-- Begin DATA SECTION --

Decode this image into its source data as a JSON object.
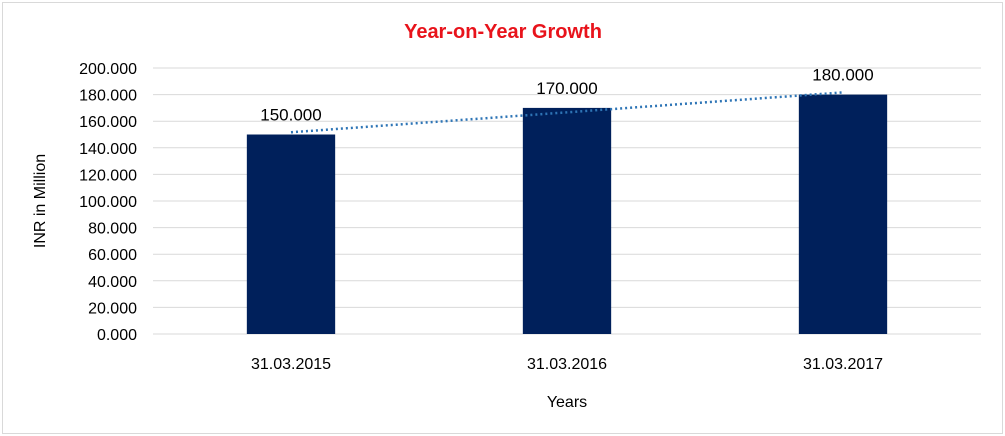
{
  "chart_data": {
    "type": "bar",
    "title": "Year-on-Year Growth",
    "xlabel": "Years",
    "ylabel": "INR in Million",
    "categories": [
      "31.03.2015",
      "31.03.2016",
      "31.03.2017"
    ],
    "values": [
      150,
      170,
      180
    ],
    "data_labels": [
      "150.000",
      "170.000",
      "180.000"
    ],
    "ylim": [
      0,
      200
    ],
    "yticks": [
      0,
      20,
      40,
      60,
      80,
      100,
      120,
      140,
      160,
      180,
      200
    ],
    "ytick_labels": [
      "0.000",
      "20.000",
      "40.000",
      "60.000",
      "80.000",
      "100.000",
      "120.000",
      "140.000",
      "160.000",
      "180.000",
      "200.000"
    ],
    "grid": true,
    "trendline": "linear",
    "colors": {
      "bar": "#00205b",
      "trendline": "#2e75b6",
      "title": "#e8131b",
      "grid": "#d9d9d9"
    }
  }
}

-- End DATA SECTION --

▶ _STATED TASK_
Copy the listing word for word, excluding its pictures.

▶ _EXPECTED ANSWER_
Decode this image into its source data as a JSON object.
{
  "chart_data": {
    "type": "bar",
    "title": "Year-on-Year Growth",
    "xlabel": "Years",
    "ylabel": "INR in Million",
    "categories": [
      "31.03.2015",
      "31.03.2016",
      "31.03.2017"
    ],
    "values": [
      150,
      170,
      180
    ],
    "data_labels": [
      "150.000",
      "170.000",
      "180.000"
    ],
    "ylim": [
      0,
      200
    ],
    "yticks": [
      0,
      20,
      40,
      60,
      80,
      100,
      120,
      140,
      160,
      180,
      200
    ],
    "ytick_labels": [
      "0.000",
      "20.000",
      "40.000",
      "60.000",
      "80.000",
      "100.000",
      "120.000",
      "140.000",
      "160.000",
      "180.000",
      "200.000"
    ],
    "grid": true,
    "trendline": "linear",
    "colors": {
      "bar": "#00205b",
      "trendline": "#2e75b6",
      "title": "#e8131b",
      "grid": "#d9d9d9"
    }
  }
}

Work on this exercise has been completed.